## Exercícios propostos
A. Reescreva o excerto sobre as cheias de 1967 desde "Noutro dia ao" até "o tinham feito.", inclusive, substituindo "estudantes de direito" por "alunos de direito".
B. Segundo o excerto sobre as cheias de 1967, por que razão os jornais deixaram de referir o número de mortos? Explique em uma a três frases.

## Excerto selecionado
================================
Noutro dia ao ouvir o Professor Marcelo Rebelo de Sousa soube que ele também se tinha igualmente voluntariado nesse dia. Não sabia até então que os estudantes de direito também o tinham feito.
Revendo os jornais desses dias, sobretudo A Flama, O Século Ilustrado ou o Diário de Lisboa, fala-se em números quanto a mortos já então impressionantes. Depois, a censura de Salazar não mais permitiu referir tal estatística. Dados recentes apontam para mais de 800 mortos.
Lembro-me de olhar a várzea de Loures, ali de Frielas, e só ver água e lama. As residências daquelas encostas, quais tugúrios, foram arrastadas pela lama. Nunca se devia construir em lugares tais, mas enfim. A pobreza e o clandestinamente de então deram lugar à usura. Anos depois vi um vale semelhante, o que antecede as aterragens no Simão Bolívar em Caracas. Anos volvidos sobre o voo dessa tarde as cheias provocaram lá cenário igual ao de Lisboa mas com um número de vítimas apocalíptico. Com a devida vénia, transcrevo abaixo parte das crónicas, tanto da revista Flama como de O Século Ilustrado, sobre a catástrofe de 1967 no Vale de Loures e na capital. E é possível lobrigar nas entrelinhas e nas fotos (que muitas vezes não se mandavam ao censor) a miséria impressionante da Lisboa de então (sobretudo arredores).
Henrique Pinto
Agosto de 2014

Fim-de-semana trágico: Dilúvio, lama e morte”
================================
## Registos fornecidos
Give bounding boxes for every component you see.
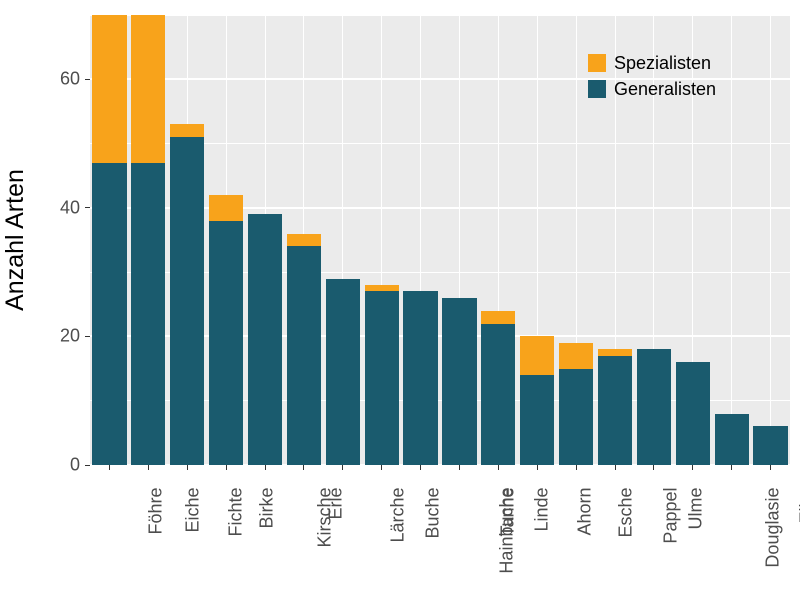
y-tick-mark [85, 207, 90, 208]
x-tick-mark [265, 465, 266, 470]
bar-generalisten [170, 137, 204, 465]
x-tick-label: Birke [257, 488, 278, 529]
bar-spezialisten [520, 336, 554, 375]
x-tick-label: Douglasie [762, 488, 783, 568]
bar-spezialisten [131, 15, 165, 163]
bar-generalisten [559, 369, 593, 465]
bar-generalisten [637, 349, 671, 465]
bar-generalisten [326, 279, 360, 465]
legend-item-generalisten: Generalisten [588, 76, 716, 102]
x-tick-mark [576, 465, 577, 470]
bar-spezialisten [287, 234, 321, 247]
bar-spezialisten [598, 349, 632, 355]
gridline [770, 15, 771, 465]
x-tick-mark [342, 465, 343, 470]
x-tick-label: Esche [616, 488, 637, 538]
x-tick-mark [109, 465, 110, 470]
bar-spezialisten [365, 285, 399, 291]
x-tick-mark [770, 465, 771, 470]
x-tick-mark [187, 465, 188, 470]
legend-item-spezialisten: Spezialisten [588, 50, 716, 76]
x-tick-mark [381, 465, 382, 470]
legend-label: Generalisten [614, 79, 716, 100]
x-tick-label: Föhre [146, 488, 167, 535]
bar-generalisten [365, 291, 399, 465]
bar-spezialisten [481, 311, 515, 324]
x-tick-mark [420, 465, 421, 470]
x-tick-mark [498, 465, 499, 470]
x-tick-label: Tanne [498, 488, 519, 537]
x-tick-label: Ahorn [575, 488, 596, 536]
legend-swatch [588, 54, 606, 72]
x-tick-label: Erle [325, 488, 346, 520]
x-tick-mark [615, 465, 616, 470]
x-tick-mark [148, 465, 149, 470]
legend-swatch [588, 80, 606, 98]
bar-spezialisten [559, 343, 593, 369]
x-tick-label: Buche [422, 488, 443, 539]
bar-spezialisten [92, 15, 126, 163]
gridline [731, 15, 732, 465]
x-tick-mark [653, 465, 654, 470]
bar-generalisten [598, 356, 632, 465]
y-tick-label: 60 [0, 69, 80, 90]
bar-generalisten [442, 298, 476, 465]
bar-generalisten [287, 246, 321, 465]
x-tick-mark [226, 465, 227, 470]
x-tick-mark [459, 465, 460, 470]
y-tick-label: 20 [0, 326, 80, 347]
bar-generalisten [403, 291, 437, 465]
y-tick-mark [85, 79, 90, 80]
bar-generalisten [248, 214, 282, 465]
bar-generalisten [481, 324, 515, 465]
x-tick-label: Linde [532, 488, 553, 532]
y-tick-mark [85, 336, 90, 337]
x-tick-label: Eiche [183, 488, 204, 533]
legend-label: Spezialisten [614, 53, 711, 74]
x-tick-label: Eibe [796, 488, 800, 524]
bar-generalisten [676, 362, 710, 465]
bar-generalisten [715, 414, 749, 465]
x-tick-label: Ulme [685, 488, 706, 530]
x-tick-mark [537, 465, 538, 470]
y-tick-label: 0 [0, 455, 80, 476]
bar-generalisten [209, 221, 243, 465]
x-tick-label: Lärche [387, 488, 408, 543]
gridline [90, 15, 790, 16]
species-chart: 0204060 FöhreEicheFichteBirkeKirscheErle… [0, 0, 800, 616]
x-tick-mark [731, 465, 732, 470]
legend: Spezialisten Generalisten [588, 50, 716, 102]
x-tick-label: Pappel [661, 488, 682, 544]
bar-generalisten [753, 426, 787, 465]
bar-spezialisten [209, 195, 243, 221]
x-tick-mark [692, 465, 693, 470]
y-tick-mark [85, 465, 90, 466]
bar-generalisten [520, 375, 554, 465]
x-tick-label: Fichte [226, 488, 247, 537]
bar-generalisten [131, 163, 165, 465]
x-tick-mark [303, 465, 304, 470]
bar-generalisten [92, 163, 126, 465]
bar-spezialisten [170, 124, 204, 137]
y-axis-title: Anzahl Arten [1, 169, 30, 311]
================================
## Exercícios resolvidos
A.
Noutro dia ao ouvir o Professor Marcelo Rebelo de Sousa soube que ele também se tinha igualmente voluntariado nesse dia. Não sabia até então que os alunos de direito também o tinham feito.

B. Deixaram de o fazer porque a censura de Salazar não voltou a permitir que essa estatística fosse referida. Nos primeiros dias, jornais como A Flama, O Século Ilustrado e o Diário de Lisboa ainda falavam em números de mortos já então impressionantes.